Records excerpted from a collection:
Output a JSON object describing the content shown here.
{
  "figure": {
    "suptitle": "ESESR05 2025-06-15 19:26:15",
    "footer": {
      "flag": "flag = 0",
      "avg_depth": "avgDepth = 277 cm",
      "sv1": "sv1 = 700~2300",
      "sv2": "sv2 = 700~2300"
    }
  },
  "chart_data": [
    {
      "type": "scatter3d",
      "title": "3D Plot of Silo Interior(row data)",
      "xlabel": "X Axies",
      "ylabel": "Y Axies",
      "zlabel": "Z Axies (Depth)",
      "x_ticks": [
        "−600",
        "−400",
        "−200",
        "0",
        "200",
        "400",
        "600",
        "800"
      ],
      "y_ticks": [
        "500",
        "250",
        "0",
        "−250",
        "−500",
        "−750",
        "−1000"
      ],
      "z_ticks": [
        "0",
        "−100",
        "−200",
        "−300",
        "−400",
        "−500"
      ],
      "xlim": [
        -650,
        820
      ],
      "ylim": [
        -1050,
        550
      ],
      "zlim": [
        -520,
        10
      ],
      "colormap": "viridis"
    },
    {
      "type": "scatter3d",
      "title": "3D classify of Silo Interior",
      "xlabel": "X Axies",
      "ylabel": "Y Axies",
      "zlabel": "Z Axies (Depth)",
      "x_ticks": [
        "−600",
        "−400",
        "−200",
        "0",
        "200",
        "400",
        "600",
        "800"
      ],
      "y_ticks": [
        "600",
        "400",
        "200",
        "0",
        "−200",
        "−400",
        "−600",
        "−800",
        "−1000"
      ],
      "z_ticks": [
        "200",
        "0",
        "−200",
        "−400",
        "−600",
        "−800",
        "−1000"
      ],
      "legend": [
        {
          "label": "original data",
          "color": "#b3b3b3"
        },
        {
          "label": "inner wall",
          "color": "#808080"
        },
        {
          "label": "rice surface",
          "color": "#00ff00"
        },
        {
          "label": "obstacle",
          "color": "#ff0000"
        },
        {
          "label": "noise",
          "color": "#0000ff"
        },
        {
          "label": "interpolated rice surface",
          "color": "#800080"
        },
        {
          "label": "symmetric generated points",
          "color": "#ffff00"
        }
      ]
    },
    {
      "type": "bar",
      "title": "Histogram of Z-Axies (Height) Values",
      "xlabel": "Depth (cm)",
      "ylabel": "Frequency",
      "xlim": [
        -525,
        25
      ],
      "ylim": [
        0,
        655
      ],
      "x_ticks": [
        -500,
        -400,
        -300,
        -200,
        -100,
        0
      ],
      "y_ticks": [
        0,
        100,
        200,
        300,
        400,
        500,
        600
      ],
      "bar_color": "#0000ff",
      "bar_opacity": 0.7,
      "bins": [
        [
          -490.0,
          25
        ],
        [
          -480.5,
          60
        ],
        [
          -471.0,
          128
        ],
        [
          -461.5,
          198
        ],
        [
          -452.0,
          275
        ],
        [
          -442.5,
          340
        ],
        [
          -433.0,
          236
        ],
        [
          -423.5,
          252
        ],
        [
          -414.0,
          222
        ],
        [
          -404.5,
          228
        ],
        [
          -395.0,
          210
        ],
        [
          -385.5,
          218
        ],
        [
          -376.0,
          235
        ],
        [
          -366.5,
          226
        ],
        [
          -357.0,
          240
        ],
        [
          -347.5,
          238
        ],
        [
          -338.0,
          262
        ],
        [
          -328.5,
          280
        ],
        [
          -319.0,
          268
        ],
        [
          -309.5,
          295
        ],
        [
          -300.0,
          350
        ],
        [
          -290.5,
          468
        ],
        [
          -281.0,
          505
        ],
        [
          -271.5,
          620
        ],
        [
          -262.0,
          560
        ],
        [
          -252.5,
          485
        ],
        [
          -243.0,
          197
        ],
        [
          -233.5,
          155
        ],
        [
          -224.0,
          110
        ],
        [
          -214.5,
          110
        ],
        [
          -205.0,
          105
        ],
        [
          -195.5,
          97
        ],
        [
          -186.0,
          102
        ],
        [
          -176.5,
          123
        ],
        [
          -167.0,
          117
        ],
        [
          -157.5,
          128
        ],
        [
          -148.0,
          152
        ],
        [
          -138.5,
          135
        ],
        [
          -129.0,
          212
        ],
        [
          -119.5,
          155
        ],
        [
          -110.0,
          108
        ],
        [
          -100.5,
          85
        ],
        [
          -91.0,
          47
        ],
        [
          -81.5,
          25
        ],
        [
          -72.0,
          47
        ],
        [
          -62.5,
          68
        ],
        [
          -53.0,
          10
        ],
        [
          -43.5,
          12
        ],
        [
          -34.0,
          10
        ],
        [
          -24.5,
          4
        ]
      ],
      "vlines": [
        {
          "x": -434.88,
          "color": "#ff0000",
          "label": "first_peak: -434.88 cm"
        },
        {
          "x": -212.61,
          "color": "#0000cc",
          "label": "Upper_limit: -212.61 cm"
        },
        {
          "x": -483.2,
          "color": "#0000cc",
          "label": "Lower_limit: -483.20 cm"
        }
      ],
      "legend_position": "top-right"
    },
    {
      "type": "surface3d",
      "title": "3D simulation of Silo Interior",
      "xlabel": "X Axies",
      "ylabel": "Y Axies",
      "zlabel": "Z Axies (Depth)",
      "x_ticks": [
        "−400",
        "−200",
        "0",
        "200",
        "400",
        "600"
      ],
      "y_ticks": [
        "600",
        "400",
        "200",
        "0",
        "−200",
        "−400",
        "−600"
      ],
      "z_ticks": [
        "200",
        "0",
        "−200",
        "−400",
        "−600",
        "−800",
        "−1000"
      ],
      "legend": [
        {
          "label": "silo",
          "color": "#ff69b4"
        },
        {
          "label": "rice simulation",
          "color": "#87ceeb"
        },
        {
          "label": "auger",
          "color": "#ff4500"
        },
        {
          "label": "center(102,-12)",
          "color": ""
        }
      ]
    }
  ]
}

* _TASK BRIEF_
All of the data above should be transcribed exactly.

* _TASK RESPONSE_
Output a JSON object describing the content shown here.
{
  "figure": {
    "suptitle": "ESESR05 2025-06-15 19:26:15",
    "footer": {
      "flag": "flag = 0",
      "avg_depth": "avgDepth = 277 cm",
      "sv1": "sv1 = 700~2300",
      "sv2": "sv2 = 700~2300"
    }
  },
  "chart_data": [
    {
      "type": "scatter3d",
      "title": "3D Plot of Silo Interior(row data)",
      "xlabel": "X Axies",
      "ylabel": "Y Axies",
      "zlabel": "Z Axies (Depth)",
      "x_ticks": [
        "−600",
        "−400",
        "−200",
        "0",
        "200",
        "400",
        "600",
        "800"
      ],
      "y_ticks": [
        "500",
        "250",
        "0",
        "−250",
        "−500",
        "−750",
        "−1000"
      ],
      "z_ticks": [
        "0",
        "−100",
        "−200",
        "−300",
        "−400",
        "−500"
      ],
      "xlim": [
        -650,
        820
      ],
      "ylim": [
        -1050,
        550
      ],
      "zlim": [
        -520,
        10
      ],
      "colormap": "viridis"
    },
    {
      "type": "scatter3d",
      "title": "3D classify of Silo Interior",
      "xlabel": "X Axies",
      "ylabel": "Y Axies",
      "zlabel": "Z Axies (Depth)",
      "x_ticks": [
        "−600",
        "−400",
        "−200",
        "0",
        "200",
        "400",
        "600",
        "800"
      ],
      "y_ticks": [
        "600",
        "400",
        "200",
        "0",
        "−200",
        "−400",
        "−600",
        "−800",
        "−1000"
      ],
      "z_ticks": [
        "200",
        "0",
        "−200",
        "−400",
        "−600",
        "−800",
        "−1000"
      ],
      "legend": [
        {
          "label": "original data",
          "color": "#b3b3b3"
        },
        {
          "label": "inner wall",
          "color": "#808080"
        },
        {
          "label": "rice surface",
          "color": "#00ff00"
        },
        {
          "label": "obstacle",
          "color": "#ff0000"
        },
        {
          "label": "noise",
          "color": "#0000ff"
        },
        {
          "label": "interpolated rice surface",
          "color": "#800080"
        },
        {
          "label": "symmetric generated points",
          "color": "#ffff00"
        }
      ]
    },
    {
      "type": "bar",
      "title": "Histogram of Z-Axies (Height) Values",
      "xlabel": "Depth (cm)",
      "ylabel": "Frequency",
      "xlim": [
        -525,
        25
      ],
      "ylim": [
        0,
        655
      ],
      "x_ticks": [
        -500,
        -400,
        -300,
        -200,
        -100,
        0
      ],
      "y_ticks": [
        0,
        100,
        200,
        300,
        400,
        500,
        600
      ],
      "bar_color": "#0000ff",
      "bar_opacity": 0.7,
      "bins": [
        [
          -490.0,
          25
        ],
        [
          -480.5,
          60
        ],
        [
          -471.0,
          128
        ],
        [
          -461.5,
          198
        ],
        [
          -452.0,
          275
        ],
        [
          -442.5,
          340
        ],
        [
          -433.0,
          236
        ],
        [
          -423.5,
          252
        ],
        [
          -414.0,
          222
        ],
        [
          -404.5,
          228
        ],
        [
          -395.0,
          210
        ],
        [
          -385.5,
          218
        ],
        [
          -376.0,
          235
        ],
        [
          -366.5,
          226
        ],
        [
          -357.0,
          240
        ],
        [
          -347.5,
          238
        ],
        [
          -338.0,
          262
        ],
        [
          -328.5,
          280
        ],
        [
          -319.0,
          268
        ],
        [
          -309.5,
          295
        ],
        [
          -300.0,
          350
        ],
        [
          -290.5,
          468
        ],
        [
          -281.0,
          505
        ],
        [
          -271.5,
          620
        ],
        [
          -262.0,
          560
        ],
        [
          -252.5,
          485
        ],
        [
          -243.0,
          197
        ],
        [
          -233.5,
          155
        ],
        [
          -224.0,
          110
        ],
        [
          -214.5,
          110
        ],
        [
          -205.0,
          105
        ],
        [
          -195.5,
          97
        ],
        [
          -186.0,
          102
        ],
        [
          -176.5,
          123
        ],
        [
          -167.0,
          117
        ],
        [
          -157.5,
          128
        ],
        [
          -148.0,
          152
        ],
        [
          -138.5,
          135
        ],
        [
          -129.0,
          212
        ],
        [
          -119.5,
          155
        ],
        [
          -110.0,
          108
        ],
        [
          -100.5,
          85
        ],
        [
          -91.0,
          47
        ],
        [
          -81.5,
          25
        ],
        [
          -72.0,
          47
        ],
        [
          -62.5,
          68
        ],
        [
          -53.0,
          10
        ],
        [
          -43.5,
          12
        ],
        [
          -34.0,
          10
        ],
        [
          -24.5,
          4
        ]
      ],
      "vlines": [
        {
          "x": -434.88,
          "color": "#ff0000",
          "label": "first_peak: -434.88 cm"
        },
        {
          "x": -212.61,
          "color": "#0000cc",
          "label": "Upper_limit: -212.61 cm"
        },
        {
          "x": -483.2,
          "color": "#0000cc",
          "label": "Lower_limit: -483.20 cm"
        }
      ],
      "legend_position": "top-right"
    },
    {
      "type": "surface3d",
      "title": "3D simulation of Silo Interior",
      "xlabel": "X Axies",
      "ylabel": "Y Axies",
      "zlabel": "Z Axies (Depth)",
      "x_ticks": [
        "−400",
        "−200",
        "0",
        "200",
        "400",
        "600"
      ],
      "y_ticks": [
        "600",
        "400",
        "200",
        "0",
        "−200",
        "−400",
        "−600"
      ],
      "z_ticks": [
        "200",
        "0",
        "−200",
        "−400",
        "−600",
        "−800",
        "−1000"
      ],
      "legend": [
        {
          "label": "silo",
          "color": "#ff69b4"
        },
        {
          "label": "rice simulation",
          "color": "#87ceeb"
        },
        {
          "label": "auger",
          "color": "#ff4500"
        },
        {
          "label": "center(102,-12)",
          "color": ""
        }
      ]
    }
  ]
}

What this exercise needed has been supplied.